--- Dataset records ---

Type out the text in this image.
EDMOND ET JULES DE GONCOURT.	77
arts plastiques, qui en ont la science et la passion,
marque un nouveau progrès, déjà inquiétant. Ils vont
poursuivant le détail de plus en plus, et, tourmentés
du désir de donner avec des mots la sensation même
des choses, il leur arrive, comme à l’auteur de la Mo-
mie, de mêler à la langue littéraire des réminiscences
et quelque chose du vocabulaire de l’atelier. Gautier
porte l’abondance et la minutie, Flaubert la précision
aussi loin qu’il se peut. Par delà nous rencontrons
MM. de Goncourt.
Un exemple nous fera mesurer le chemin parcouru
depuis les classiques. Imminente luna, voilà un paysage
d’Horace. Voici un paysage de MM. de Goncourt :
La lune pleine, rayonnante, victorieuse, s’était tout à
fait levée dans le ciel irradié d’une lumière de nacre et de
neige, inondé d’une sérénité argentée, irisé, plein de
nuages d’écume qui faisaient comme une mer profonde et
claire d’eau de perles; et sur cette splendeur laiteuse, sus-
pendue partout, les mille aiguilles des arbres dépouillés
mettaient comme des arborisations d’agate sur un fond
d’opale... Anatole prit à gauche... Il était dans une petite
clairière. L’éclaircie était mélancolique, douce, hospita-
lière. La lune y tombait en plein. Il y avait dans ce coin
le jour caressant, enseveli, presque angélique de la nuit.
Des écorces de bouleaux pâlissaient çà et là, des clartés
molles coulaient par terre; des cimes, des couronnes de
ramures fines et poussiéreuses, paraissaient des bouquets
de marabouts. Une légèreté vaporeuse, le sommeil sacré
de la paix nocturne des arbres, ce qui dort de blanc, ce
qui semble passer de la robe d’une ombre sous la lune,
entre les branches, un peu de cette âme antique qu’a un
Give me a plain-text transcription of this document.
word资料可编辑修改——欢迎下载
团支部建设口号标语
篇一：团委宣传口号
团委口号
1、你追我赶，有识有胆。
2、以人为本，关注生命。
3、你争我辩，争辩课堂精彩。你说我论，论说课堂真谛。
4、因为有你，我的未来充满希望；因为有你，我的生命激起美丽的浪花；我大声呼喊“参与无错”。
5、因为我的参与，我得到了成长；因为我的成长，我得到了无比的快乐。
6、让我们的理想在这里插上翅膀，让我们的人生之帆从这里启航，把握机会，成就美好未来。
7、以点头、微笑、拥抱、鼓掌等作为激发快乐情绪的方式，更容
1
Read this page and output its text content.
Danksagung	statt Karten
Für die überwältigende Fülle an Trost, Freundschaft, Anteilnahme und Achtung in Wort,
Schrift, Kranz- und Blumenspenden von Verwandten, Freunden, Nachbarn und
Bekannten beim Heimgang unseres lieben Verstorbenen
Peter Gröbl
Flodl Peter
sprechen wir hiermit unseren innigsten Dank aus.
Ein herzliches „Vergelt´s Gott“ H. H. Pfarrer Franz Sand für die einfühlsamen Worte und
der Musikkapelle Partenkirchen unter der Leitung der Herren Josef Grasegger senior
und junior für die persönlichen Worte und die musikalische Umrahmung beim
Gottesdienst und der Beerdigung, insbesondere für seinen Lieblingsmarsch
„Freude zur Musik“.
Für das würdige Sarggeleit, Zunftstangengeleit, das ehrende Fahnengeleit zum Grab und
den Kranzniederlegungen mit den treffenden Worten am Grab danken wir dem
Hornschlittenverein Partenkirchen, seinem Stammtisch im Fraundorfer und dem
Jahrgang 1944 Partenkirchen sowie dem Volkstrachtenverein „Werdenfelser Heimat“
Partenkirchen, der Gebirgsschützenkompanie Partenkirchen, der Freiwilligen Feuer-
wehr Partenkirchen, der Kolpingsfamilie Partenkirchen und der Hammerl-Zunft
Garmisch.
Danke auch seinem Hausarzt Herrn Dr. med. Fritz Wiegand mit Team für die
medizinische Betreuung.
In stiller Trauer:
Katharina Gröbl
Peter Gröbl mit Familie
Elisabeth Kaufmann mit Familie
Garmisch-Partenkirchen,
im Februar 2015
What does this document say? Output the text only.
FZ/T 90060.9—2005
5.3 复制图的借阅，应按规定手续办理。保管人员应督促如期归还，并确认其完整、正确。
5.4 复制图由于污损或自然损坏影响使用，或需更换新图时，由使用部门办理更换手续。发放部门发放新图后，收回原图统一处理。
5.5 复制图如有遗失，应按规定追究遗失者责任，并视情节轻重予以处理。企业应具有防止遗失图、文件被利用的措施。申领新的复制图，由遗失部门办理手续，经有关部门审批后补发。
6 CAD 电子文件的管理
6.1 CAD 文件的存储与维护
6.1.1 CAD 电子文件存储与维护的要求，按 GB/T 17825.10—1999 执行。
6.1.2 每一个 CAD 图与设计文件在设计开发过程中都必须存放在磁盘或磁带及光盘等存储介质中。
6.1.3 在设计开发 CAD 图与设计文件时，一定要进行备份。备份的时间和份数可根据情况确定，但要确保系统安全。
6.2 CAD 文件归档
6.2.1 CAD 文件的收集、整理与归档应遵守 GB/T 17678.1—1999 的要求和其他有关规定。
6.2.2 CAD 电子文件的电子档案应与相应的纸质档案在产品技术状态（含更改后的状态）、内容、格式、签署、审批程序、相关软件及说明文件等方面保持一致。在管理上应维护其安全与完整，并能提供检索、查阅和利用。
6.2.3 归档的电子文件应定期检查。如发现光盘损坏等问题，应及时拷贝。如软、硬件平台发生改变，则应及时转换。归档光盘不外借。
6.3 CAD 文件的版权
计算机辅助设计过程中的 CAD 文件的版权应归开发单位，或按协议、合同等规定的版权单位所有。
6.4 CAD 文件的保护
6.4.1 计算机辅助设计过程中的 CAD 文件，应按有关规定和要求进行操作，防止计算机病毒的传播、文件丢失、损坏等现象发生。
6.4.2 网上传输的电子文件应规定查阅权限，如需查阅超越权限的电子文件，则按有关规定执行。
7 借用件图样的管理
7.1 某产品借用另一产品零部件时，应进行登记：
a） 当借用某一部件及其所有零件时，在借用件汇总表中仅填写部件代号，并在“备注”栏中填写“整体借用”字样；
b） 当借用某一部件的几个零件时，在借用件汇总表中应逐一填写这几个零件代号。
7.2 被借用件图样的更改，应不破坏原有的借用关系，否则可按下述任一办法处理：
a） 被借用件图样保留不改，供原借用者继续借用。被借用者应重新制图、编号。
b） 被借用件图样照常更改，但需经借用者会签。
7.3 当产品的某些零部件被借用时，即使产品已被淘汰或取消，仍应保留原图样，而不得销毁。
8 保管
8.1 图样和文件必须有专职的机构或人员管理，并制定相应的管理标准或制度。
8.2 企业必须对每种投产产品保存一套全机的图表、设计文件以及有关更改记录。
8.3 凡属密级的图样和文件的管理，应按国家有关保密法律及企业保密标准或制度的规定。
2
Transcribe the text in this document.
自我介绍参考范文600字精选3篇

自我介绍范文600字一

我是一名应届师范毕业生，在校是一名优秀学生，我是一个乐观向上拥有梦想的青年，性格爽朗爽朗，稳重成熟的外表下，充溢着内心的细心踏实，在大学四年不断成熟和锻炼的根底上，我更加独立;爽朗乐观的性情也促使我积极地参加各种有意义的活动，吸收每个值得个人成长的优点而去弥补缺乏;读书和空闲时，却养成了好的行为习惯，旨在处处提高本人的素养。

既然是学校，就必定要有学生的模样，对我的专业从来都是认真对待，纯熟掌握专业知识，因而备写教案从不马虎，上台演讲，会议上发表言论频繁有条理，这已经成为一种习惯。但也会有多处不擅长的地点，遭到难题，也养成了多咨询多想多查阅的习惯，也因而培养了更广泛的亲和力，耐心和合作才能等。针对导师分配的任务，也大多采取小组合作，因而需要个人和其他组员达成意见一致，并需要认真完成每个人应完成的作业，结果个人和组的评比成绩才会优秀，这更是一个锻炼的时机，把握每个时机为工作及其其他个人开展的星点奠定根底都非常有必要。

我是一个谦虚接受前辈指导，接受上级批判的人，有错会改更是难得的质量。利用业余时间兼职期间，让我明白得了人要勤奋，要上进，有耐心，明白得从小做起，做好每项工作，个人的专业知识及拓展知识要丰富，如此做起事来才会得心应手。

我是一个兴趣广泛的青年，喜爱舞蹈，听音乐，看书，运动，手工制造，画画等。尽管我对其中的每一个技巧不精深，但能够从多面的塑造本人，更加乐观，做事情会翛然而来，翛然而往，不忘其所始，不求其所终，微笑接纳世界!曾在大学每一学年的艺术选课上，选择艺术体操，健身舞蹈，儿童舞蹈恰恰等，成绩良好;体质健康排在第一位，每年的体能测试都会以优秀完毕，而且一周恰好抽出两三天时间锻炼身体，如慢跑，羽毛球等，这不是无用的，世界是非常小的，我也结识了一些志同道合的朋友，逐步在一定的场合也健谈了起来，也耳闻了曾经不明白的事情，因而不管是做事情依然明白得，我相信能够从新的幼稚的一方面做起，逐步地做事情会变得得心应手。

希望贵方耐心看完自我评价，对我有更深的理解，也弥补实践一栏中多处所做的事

--- To be done ---
Copy every line in the records above that contains the word "arbres".

--- Written response ---
pendue partout, les mille aiguilles des arbres dépouillés
de la paix nocturne des arbres, ce qui dort de blanc, ce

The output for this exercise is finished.